Aim of the task:
Report only the number of lines in this material that include the string "stir".

※ ※ ※

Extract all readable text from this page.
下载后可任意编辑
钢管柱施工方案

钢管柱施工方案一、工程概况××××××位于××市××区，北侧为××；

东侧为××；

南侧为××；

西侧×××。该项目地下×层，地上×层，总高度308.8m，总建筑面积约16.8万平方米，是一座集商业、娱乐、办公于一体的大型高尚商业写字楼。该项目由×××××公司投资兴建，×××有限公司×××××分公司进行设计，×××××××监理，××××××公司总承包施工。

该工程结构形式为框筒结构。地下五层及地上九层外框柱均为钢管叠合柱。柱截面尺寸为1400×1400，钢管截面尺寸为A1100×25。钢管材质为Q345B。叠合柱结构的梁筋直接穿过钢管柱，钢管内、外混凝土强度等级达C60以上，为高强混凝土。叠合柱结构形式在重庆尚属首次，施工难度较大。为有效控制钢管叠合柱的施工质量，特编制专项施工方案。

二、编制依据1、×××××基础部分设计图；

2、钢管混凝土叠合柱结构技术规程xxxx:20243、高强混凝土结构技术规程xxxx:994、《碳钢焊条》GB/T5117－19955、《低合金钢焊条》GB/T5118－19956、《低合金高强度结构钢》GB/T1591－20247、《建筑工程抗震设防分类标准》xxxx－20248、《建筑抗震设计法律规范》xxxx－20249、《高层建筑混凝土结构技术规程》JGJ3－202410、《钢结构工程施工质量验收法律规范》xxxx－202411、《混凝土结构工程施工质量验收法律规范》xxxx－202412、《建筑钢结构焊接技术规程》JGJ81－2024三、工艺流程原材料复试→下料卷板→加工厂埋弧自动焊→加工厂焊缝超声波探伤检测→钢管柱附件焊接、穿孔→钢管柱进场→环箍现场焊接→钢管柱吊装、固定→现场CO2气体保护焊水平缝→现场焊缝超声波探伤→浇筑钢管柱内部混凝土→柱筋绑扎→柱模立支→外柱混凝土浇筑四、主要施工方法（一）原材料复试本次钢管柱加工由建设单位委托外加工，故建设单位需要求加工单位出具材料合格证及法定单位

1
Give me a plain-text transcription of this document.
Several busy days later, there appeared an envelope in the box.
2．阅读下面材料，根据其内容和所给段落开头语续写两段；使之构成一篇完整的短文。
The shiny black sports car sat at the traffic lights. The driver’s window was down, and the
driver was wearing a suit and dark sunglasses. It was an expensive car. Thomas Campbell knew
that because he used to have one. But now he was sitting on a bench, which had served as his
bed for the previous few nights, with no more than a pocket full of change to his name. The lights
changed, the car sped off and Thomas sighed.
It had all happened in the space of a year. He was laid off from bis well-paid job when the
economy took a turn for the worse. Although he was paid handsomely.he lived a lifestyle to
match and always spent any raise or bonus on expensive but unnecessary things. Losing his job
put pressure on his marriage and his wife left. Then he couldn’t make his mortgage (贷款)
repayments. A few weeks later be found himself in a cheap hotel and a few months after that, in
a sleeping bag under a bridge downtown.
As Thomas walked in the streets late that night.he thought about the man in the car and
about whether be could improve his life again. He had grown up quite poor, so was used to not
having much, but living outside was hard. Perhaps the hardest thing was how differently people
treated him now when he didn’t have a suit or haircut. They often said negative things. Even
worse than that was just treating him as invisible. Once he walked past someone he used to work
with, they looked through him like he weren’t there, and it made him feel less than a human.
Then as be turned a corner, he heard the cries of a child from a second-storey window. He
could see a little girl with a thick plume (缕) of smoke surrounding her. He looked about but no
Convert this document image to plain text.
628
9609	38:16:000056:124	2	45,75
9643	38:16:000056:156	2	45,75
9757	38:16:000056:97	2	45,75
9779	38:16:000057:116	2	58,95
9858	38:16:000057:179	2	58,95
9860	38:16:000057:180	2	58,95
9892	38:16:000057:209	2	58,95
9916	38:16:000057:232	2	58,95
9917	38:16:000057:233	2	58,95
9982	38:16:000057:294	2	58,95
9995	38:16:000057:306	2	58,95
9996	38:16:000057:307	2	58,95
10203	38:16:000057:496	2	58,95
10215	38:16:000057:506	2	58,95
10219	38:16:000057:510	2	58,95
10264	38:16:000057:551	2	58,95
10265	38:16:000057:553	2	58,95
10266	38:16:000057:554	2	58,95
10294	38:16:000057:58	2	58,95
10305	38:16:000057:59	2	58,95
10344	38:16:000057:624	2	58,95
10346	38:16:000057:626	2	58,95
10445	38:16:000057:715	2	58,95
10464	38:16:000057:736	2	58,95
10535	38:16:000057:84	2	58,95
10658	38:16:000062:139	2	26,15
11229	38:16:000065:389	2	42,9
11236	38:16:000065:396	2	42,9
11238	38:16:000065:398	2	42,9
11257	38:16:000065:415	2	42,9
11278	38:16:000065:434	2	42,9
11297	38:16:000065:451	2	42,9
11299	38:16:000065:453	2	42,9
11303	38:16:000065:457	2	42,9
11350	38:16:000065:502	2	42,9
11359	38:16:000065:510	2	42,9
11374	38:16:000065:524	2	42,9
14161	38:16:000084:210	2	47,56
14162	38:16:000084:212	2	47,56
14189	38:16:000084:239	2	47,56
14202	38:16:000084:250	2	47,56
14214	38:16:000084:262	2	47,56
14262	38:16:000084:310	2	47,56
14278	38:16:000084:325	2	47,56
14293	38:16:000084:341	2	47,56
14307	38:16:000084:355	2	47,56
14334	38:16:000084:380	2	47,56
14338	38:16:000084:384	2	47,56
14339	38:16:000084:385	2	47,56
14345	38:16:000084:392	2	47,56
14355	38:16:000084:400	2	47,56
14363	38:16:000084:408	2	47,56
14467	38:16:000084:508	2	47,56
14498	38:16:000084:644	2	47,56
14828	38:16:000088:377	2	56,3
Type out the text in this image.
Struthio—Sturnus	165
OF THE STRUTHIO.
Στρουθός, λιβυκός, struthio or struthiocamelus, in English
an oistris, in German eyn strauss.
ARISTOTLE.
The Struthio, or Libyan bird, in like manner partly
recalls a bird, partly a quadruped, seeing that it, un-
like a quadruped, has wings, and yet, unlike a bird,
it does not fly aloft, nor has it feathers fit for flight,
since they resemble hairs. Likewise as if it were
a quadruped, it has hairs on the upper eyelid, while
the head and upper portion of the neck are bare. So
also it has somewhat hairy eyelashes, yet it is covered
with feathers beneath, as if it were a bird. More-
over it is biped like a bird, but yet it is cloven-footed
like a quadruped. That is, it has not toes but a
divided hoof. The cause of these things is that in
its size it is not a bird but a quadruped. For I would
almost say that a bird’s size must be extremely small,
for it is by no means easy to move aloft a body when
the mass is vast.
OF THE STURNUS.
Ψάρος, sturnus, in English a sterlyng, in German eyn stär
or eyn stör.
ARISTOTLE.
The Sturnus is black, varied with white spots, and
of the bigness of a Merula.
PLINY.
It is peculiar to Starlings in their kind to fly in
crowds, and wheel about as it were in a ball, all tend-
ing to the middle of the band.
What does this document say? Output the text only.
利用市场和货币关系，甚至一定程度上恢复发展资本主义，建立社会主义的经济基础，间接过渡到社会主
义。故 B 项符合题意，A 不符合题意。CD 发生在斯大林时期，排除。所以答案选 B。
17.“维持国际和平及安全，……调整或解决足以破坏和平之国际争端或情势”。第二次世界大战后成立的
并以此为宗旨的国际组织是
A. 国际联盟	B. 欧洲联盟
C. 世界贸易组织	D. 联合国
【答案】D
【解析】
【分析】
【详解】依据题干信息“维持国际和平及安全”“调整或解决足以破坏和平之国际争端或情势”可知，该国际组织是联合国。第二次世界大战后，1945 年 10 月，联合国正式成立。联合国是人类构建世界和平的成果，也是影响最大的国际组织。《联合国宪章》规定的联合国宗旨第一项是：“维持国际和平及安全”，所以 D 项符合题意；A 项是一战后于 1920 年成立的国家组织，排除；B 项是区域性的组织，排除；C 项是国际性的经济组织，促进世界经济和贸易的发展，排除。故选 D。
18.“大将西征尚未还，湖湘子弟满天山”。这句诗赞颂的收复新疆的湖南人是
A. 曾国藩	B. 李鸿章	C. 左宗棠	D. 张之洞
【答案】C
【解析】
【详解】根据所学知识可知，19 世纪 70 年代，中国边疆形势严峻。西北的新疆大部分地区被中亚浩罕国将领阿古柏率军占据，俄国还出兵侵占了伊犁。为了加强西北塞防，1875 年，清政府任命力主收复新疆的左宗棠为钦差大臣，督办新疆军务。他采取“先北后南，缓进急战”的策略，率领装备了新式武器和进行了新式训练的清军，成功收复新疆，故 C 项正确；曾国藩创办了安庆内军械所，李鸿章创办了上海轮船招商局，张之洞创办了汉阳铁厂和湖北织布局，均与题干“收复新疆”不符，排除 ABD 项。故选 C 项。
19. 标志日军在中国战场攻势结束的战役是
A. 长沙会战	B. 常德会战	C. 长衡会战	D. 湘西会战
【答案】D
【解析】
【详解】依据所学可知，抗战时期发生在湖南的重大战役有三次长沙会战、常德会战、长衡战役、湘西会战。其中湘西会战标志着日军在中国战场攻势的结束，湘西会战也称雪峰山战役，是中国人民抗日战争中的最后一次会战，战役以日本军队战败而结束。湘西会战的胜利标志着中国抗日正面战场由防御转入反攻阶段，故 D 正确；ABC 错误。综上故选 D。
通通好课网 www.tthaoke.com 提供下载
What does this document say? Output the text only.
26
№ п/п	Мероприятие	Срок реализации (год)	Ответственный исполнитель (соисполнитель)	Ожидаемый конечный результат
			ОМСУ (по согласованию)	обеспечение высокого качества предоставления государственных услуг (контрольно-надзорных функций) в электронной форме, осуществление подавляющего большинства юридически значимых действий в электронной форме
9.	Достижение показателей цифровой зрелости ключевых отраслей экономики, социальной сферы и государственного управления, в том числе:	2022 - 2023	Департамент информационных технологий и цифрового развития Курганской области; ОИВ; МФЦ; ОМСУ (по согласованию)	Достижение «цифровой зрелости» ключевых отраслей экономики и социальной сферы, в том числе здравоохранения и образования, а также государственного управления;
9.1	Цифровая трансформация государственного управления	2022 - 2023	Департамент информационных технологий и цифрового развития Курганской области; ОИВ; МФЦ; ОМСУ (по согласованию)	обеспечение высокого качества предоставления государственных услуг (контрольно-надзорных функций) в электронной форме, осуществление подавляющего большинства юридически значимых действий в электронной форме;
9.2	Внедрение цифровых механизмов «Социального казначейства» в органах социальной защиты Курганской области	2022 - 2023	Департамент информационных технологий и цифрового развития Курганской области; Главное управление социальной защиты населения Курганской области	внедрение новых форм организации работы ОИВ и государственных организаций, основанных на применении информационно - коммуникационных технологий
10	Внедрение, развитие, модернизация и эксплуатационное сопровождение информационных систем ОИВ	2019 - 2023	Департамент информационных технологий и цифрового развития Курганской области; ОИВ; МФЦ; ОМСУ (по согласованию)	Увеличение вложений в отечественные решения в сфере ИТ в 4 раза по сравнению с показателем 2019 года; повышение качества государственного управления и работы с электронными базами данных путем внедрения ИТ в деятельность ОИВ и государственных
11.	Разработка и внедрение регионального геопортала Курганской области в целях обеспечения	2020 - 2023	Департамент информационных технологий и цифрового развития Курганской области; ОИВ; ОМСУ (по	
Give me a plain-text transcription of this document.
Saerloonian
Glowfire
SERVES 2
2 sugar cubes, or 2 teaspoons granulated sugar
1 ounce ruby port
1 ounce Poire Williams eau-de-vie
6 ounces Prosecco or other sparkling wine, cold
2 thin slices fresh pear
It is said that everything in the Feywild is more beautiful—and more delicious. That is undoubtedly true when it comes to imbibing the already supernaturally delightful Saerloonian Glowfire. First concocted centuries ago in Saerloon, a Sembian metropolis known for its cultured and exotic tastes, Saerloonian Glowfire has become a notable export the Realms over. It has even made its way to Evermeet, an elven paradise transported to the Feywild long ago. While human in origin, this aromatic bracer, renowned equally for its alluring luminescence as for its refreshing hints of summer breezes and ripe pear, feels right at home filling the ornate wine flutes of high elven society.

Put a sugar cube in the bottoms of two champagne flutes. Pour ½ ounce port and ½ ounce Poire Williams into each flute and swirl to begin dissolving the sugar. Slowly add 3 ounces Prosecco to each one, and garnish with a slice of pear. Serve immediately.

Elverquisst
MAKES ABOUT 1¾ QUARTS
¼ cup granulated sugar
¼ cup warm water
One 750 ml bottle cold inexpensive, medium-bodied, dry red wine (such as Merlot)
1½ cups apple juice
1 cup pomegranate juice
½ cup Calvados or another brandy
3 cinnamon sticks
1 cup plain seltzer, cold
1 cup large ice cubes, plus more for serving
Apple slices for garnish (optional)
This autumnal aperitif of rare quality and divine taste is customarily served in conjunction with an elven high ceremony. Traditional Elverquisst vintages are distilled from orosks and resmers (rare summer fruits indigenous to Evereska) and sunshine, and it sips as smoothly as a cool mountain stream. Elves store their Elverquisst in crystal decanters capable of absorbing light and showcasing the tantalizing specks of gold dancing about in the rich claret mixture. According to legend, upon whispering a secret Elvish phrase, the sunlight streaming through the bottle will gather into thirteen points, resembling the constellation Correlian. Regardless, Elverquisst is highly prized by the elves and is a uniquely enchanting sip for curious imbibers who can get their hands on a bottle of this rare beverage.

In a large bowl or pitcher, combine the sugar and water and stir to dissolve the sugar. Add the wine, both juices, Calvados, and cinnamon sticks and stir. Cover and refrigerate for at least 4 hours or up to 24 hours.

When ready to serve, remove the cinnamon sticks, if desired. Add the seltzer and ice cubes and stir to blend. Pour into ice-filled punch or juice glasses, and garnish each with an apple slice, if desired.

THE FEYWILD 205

※ ※ ※

Answer for the task:
2